■ WRITTEN PROBLEM ■
Omit the pictures, please, and give each record below again exactly.

■ DATASET EXCERPTS ■
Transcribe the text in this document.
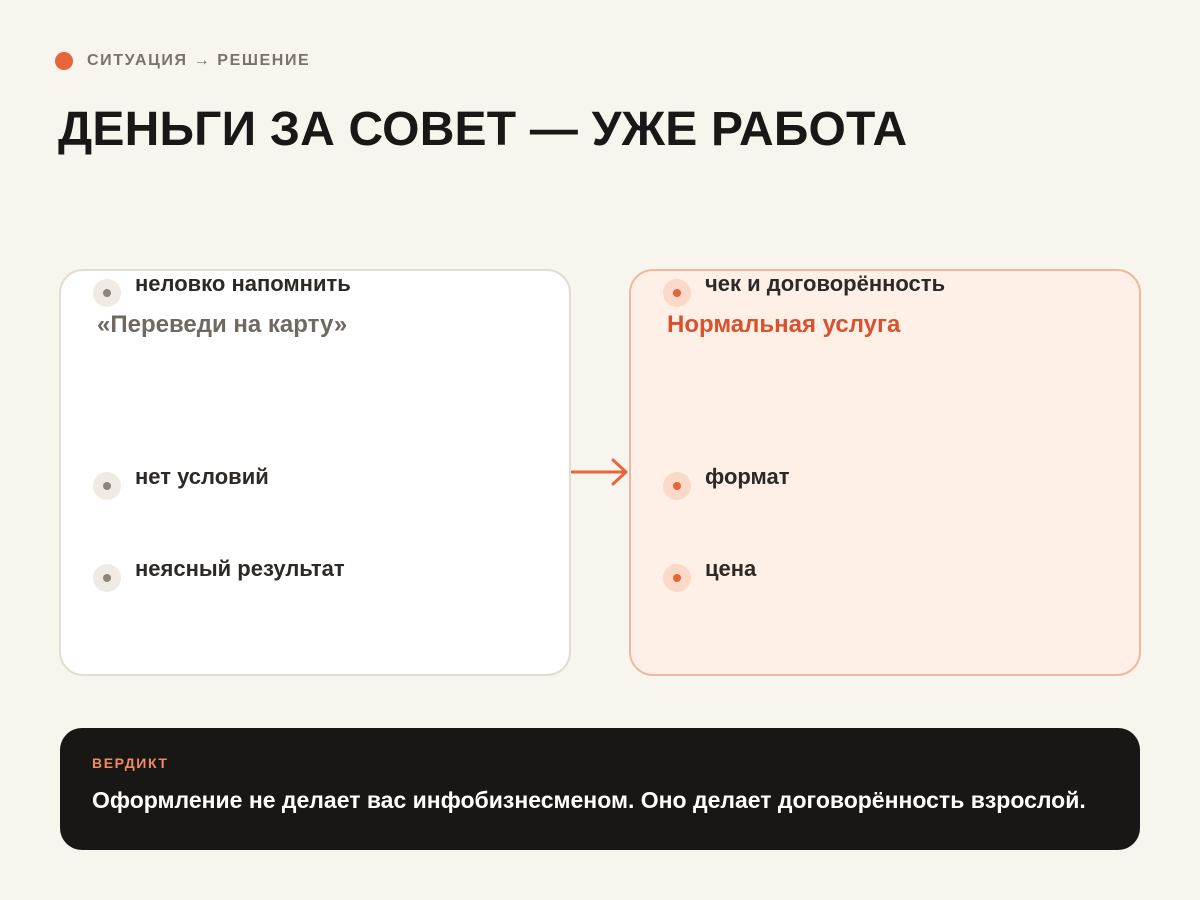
СИТУАЦИЯ → РЕШЕНИЕ
ДЕНЬГИ ЗА СОВЕТ — УЖЕ РАБОТА
«Переведи на карту»
нет условий
неясный результат
неловко напомнить
Нормальная услуга
формат
цена
чек и договорённость
ВЕРДИКТ
Оформление не делает вас инфобизнесменом. Оно делает договорённость взрослой.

■ ANSWER FOR THIS EXERCISE ■
Transcribe the text in this document.
СИТУАЦИЯ → РЕШЕНИЕ
ДЕНЬГИ ЗА СОВЕТ — УЖЕ РАБОТА
«Переведи на карту»
нет условий
неясный результат
неловко напомнить
Нормальная услуга
формат
цена
чек и договорённость
ВЕРДИКТ
Оформление не делает вас инфобизнесменом. Оно делает договорённость взрослой.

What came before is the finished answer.